• _GIVEN REQUEST_
Output only the lines from the one holding "Convert this document image to plain text." to the end of the data below, please, copied exactly.

• _PROVIDED INFORMATION_
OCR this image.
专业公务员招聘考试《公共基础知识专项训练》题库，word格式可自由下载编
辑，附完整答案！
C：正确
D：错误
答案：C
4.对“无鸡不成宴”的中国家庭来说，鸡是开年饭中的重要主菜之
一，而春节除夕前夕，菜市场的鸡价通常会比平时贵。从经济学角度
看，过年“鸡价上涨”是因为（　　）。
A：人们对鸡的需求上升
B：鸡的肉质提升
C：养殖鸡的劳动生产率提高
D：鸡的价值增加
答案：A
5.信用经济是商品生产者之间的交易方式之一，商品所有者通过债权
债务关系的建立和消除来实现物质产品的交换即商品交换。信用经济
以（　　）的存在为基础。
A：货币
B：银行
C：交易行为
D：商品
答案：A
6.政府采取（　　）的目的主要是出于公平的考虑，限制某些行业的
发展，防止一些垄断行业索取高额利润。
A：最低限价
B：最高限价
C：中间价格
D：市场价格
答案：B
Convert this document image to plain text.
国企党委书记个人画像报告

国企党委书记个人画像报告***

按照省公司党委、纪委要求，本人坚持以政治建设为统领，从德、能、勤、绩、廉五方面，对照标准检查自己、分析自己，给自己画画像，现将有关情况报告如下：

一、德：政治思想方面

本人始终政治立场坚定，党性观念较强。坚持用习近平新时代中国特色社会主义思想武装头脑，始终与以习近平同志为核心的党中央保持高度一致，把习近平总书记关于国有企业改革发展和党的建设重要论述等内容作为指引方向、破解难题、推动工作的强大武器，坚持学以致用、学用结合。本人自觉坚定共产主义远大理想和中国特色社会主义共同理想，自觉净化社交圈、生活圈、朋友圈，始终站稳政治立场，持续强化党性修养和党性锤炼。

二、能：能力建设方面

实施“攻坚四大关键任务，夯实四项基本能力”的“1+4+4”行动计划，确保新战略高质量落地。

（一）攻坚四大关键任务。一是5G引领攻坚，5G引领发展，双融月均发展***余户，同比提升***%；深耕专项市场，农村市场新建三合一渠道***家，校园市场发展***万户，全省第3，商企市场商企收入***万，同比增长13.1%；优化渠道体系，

• _SOLUTION_
Convert this document image to plain text.
国企党委书记个人画像报告

国企党委书记个人画像报告***

按照省公司党委、纪委要求，本人坚持以政治建设为统领，从德、能、勤、绩、廉五方面，对照标准检查自己、分析自己，给自己画画像，现将有关情况报告如下：

一、德：政治思想方面

本人始终政治立场坚定，党性观念较强。坚持用习近平新时代中国特色社会主义思想武装头脑，始终与以习近平同志为核心的党中央保持高度一致，把习近平总书记关于国有企业改革发展和党的建设重要论述等内容作为指引方向、破解难题、推动工作的强大武器，坚持学以致用、学用结合。本人自觉坚定共产主义远大理想和中国特色社会主义共同理想，自觉净化社交圈、生活圈、朋友圈，始终站稳政治立场，持续强化党性修养和党性锤炼。

二、能：能力建设方面

实施“攻坚四大关键任务，夯实四项基本能力”的“1+4+4”行动计划，确保新战略高质量落地。

（一）攻坚四大关键任务。一是5G引领攻坚，5G引领发展，双融月均发展***余户，同比提升***%；深耕专项市场，农村市场新建三合一渠道***家，校园市场发展***万户，全省第3，商企市场商企收入***万，同比增长13.1%；优化渠道体系，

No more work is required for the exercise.